* Begin Provided data *

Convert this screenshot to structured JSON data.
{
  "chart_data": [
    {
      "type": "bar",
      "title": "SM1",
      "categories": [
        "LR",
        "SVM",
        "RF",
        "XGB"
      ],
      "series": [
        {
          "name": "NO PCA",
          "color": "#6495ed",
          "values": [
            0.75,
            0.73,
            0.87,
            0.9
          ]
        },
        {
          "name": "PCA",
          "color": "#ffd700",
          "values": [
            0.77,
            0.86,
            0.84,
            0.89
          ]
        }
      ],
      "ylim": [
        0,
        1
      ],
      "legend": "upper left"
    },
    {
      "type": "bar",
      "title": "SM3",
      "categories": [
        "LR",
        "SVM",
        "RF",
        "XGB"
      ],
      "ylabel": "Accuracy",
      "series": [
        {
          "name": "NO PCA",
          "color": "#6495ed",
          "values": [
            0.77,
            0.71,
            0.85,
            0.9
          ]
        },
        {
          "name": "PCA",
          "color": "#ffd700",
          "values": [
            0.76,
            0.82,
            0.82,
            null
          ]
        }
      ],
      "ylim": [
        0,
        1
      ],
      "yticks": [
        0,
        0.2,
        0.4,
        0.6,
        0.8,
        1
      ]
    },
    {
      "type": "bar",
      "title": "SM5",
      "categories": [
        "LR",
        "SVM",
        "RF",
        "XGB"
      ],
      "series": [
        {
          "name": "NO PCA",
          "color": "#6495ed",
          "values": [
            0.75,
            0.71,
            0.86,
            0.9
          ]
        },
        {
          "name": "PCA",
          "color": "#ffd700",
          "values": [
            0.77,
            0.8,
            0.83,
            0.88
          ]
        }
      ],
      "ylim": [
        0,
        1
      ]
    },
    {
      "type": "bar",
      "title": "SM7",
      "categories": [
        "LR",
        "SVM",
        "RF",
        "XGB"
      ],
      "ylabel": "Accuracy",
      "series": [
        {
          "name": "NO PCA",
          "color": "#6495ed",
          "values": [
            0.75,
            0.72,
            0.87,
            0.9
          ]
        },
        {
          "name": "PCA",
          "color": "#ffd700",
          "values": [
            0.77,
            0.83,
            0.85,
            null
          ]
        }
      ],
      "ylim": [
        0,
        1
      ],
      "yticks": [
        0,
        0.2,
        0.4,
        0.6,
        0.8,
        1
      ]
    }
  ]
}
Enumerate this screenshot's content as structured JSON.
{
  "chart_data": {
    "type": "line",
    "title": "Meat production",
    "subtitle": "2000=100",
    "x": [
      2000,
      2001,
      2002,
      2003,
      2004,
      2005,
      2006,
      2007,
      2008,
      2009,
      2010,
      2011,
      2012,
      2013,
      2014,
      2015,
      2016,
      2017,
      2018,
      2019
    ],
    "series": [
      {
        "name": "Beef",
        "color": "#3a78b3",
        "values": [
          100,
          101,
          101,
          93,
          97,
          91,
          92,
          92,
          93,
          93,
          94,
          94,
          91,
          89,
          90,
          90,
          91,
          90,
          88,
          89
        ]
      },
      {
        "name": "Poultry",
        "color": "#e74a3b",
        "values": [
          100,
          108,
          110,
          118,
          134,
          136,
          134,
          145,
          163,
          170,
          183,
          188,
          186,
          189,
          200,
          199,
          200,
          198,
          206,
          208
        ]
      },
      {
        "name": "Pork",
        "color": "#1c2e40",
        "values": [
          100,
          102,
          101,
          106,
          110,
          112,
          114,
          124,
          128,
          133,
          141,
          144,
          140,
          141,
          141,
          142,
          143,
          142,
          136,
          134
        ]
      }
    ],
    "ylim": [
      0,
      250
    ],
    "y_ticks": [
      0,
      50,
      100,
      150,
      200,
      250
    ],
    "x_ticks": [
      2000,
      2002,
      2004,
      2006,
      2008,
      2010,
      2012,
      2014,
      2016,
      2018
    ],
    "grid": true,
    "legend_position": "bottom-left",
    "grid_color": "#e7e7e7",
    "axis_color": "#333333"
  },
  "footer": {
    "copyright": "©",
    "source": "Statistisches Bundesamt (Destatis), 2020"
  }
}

* End Provided data *

Work required :: Transcribe the data. Leave every line exactly as it is.

The result ::
Convert this screenshot to structured JSON data.
{
  "chart_data": [
    {
      "type": "bar",
      "title": "SM1",
      "categories": [
        "LR",
        "SVM",
        "RF",
        "XGB"
      ],
      "series": [
        {
          "name": "NO PCA",
          "color": "#6495ed",
          "values": [
            0.75,
            0.73,
            0.87,
            0.9
          ]
        },
        {
          "name": "PCA",
          "color": "#ffd700",
          "values": [
            0.77,
            0.86,
            0.84,
            0.89
          ]
        }
      ],
      "ylim": [
        0,
        1
      ],
      "legend": "upper left"
    },
    {
      "type": "bar",
      "title": "SM3",
      "categories": [
        "LR",
        "SVM",
        "RF",
        "XGB"
      ],
      "ylabel": "Accuracy",
      "series": [
        {
          "name": "NO PCA",
          "color": "#6495ed",
          "values": [
            0.77,
            0.71,
            0.85,
            0.9
          ]
        },
        {
          "name": "PCA",
          "color": "#ffd700",
          "values": [
            0.76,
            0.82,
            0.82,
            null
          ]
        }
      ],
      "ylim": [
        0,
        1
      ],
      "yticks": [
        0,
        0.2,
        0.4,
        0.6,
        0.8,
        1
      ]
    },
    {
      "type": "bar",
      "title": "SM5",
      "categories": [
        "LR",
        "SVM",
        "RF",
        "XGB"
      ],
      "series": [
        {
          "name": "NO PCA",
          "color": "#6495ed",
          "values": [
            0.75,
            0.71,
            0.86,
            0.9
          ]
        },
        {
          "name": "PCA",
          "color": "#ffd700",
          "values": [
            0.77,
            0.8,
            0.83,
            0.88
          ]
        }
      ],
      "ylim": [
        0,
        1
      ]
    },
    {
      "type": "bar",
      "title": "SM7",
      "categories": [
        "LR",
        "SVM",
        "RF",
        "XGB"
      ],
      "ylabel": "Accuracy",
      "series": [
        {
          "name": "NO PCA",
          "color": "#6495ed",
          "values": [
            0.75,
            0.72,
            0.87,
            0.9
          ]
        },
        {
          "name": "PCA",
          "color": "#ffd700",
          "values": [
            0.77,
            0.83,
            0.85,
            null
          ]
        }
      ],
      "ylim": [
        0,
        1
      ],
      "yticks": [
        0,
        0.2,
        0.4,
        0.6,
        0.8,
        1
      ]
    }
  ]
}
Enumerate this screenshot's content as structured JSON.
{
  "chart_data": {
    "type": "line",
    "title": "Meat production",
    "subtitle": "2000=100",
    "x": [
      2000,
      2001,
      2002,
      2003,
      2004,
      2005,
      2006,
      2007,
      2008,
      2009,
      2010,
      2011,
      2012,
      2013,
      2014,
      2015,
      2016,
      2017,
      2018,
      2019
    ],
    "series": [
      {
        "name": "Beef",
        "color": "#3a78b3",
        "values": [
          100,
          101,
          101,
          93,
          97,
          91,
          92,
          92,
          93,
          93,
          94,
          94,
          91,
          89,
          90,
          90,
          91,
          90,
          88,
          89
        ]
      },
      {
        "name": "Poultry",
        "color": "#e74a3b",
        "values": [
          100,
          108,
          110,
          118,
          134,
          136,
          134,
          145,
          163,
          170,
          183,
          188,
          186,
          189,
          200,
          199,
          200,
          198,
          206,
          208
        ]
      },
      {
        "name": "Pork",
        "color": "#1c2e40",
        "values": [
          100,
          102,
          101,
          106,
          110,
          112,
          114,
          124,
          128,
          133,
          141,
          144,
          140,
          141,
          141,
          142,
          143,
          142,
          136,
          134
        ]
      }
    ],
    "ylim": [
      0,
      250
    ],
    "y_ticks": [
      0,
      50,
      100,
      150,
      200,
      250
    ],
    "x_ticks": [
      2000,
      2002,
      2004,
      2006,
      2008,
      2010,
      2012,
      2014,
      2016,
      2018
    ],
    "grid": true,
    "legend_position": "bottom-left",
    "grid_color": "#e7e7e7",
    "axis_color": "#333333"
  },
  "footer": {
    "copyright": "©",
    "source": "Statistisches Bundesamt (Destatis), 2020"
  }
}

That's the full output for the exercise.